TO BE DONE: Type the records out again in full, exactly.

++++++

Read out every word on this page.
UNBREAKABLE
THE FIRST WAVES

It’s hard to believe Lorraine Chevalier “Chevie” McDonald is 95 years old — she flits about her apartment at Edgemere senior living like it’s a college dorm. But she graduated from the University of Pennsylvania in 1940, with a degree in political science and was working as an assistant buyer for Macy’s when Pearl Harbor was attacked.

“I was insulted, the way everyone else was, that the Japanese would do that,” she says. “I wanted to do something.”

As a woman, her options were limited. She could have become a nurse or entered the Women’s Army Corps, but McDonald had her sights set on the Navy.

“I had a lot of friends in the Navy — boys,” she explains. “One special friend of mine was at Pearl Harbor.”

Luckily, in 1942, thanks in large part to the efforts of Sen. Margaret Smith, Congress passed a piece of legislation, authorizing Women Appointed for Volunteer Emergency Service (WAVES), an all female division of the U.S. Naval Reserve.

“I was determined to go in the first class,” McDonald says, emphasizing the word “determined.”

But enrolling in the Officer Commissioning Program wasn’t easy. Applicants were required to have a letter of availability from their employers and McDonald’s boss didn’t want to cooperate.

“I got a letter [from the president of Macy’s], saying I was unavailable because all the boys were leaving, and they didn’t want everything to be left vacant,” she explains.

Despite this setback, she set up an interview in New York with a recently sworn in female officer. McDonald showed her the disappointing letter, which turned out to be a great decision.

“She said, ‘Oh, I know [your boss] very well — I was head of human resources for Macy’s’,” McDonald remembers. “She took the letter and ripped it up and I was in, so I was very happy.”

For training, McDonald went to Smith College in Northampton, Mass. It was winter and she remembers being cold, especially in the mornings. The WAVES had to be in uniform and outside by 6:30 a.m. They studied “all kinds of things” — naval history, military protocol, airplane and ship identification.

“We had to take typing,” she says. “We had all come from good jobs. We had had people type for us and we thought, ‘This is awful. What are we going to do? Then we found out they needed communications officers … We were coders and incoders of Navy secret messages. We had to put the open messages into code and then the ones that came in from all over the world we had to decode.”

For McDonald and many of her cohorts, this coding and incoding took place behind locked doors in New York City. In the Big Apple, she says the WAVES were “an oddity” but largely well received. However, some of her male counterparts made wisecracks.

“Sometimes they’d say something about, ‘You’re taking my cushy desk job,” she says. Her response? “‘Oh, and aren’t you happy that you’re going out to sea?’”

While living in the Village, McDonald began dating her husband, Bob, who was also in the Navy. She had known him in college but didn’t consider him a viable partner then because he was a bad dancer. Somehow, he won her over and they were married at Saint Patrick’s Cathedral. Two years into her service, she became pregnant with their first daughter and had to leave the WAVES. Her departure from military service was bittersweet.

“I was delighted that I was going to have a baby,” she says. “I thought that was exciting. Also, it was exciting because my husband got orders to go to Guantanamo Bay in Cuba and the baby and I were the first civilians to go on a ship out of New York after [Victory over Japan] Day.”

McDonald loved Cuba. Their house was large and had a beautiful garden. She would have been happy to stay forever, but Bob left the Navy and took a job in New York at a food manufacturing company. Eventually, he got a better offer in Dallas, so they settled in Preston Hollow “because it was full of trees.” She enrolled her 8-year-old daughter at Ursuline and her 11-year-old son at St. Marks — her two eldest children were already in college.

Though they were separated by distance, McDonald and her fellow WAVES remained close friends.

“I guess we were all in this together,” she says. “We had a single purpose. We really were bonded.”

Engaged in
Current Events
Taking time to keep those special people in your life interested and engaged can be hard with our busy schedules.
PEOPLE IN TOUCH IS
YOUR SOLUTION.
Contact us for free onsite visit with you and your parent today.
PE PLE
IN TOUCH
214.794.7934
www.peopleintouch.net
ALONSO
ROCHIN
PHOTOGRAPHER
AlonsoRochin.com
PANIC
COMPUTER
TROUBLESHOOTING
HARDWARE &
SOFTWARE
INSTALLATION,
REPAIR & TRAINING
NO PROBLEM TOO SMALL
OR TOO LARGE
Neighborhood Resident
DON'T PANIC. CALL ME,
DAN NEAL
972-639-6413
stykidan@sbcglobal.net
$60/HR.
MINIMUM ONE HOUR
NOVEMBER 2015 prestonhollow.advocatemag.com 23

++++++

FULL ANSWER:
Read out every word on this page.
UNBREAKABLE
THE FIRST WAVES

It’s hard to believe Lorraine Chevalier “Chevie” McDonald is 95 years old — she flits about her apartment at Edgemere senior living like it’s a college dorm. But she graduated from the University of Pennsylvania in 1940, with a degree in political science and was working as an assistant buyer for Macy’s when Pearl Harbor was attacked.

“I was insulted, the way everyone else was, that the Japanese would do that,” she says. “I wanted to do something.”

As a woman, her options were limited. She could have become a nurse or entered the Women’s Army Corps, but McDonald had her sights set on the Navy.

“I had a lot of friends in the Navy — boys,” she explains. “One special friend of mine was at Pearl Harbor.”

Luckily, in 1942, thanks in large part to the efforts of Sen. Margaret Smith, Congress passed a piece of legislation, authorizing Women Appointed for Volunteer Emergency Service (WAVES), an all female division of the U.S. Naval Reserve.

“I was determined to go in the first class,” McDonald says, emphasizing the word “determined.”

But enrolling in the Officer Commissioning Program wasn’t easy. Applicants were required to have a letter of availability from their employers and McDonald’s boss didn’t want to cooperate.

“I got a letter [from the president of Macy’s], saying I was unavailable because all the boys were leaving, and they didn’t want everything to be left vacant,” she explains.

Despite this setback, she set up an interview in New York with a recently sworn in female officer. McDonald showed her the disappointing letter, which turned out to be a great decision.

“She said, ‘Oh, I know [your boss] very well — I was head of human resources for Macy’s’,” McDonald remembers. “She took the letter and ripped it up and I was in, so I was very happy.”

For training, McDonald went to Smith College in Northampton, Mass. It was winter and she remembers being cold, especially in the mornings. The WAVES had to be in uniform and outside by 6:30 a.m. They studied “all kinds of things” — naval history, military protocol, airplane and ship identification.

“We had to take typing,” she says. “We had all come from good jobs. We had had people type for us and we thought, ‘This is awful. What are we going to do? Then we found out they needed communications officers … We were coders and incoders of Navy secret messages. We had to put the open messages into code and then the ones that came in from all over the world we had to decode.”

For McDonald and many of her cohorts, this coding and incoding took place behind locked doors in New York City. In the Big Apple, she says the WAVES were “an oddity” but largely well received. However, some of her male counterparts made wisecracks.

“Sometimes they’d say something about, ‘You’re taking my cushy desk job,” she says. Her response? “‘Oh, and aren’t you happy that you’re going out to sea?’”

While living in the Village, McDonald began dating her husband, Bob, who was also in the Navy. She had known him in college but didn’t consider him a viable partner then because he was a bad dancer. Somehow, he won her over and they were married at Saint Patrick’s Cathedral. Two years into her service, she became pregnant with their first daughter and had to leave the WAVES. Her departure from military service was bittersweet.

“I was delighted that I was going to have a baby,” she says. “I thought that was exciting. Also, it was exciting because my husband got orders to go to Guantanamo Bay in Cuba and the baby and I were the first civilians to go on a ship out of New York after [Victory over Japan] Day.”

McDonald loved Cuba. Their house was large and had a beautiful garden. She would have been happy to stay forever, but Bob left the Navy and took a job in New York at a food manufacturing company. Eventually, he got a better offer in Dallas, so they settled in Preston Hollow “because it was full of trees.” She enrolled her 8-year-old daughter at Ursuline and her 11-year-old son at St. Marks — her two eldest children were already in college.

Though they were separated by distance, McDonald and her fellow WAVES remained close friends.

“I guess we were all in this together,” she says. “We had a single purpose. We really were bonded.”

Engaged in
Current Events
Taking time to keep those special people in your life interested and engaged can be hard with our busy schedules.
PEOPLE IN TOUCH IS
YOUR SOLUTION.
Contact us for free onsite visit with you and your parent today.
PE PLE
IN TOUCH
214.794.7934
www.peopleintouch.net
ALONSO
ROCHIN
PHOTOGRAPHER
AlonsoRochin.com
PANIC
COMPUTER
TROUBLESHOOTING
HARDWARE &
SOFTWARE
INSTALLATION,
REPAIR & TRAINING
NO PROBLEM TOO SMALL
OR TOO LARGE
Neighborhood Resident
DON'T PANIC. CALL ME,
DAN NEAL
972-639-6413
stykidan@sbcglobal.net
$60/HR.
MINIMUM ONE HOUR
NOVEMBER 2015 prestonhollow.advocatemag.com 23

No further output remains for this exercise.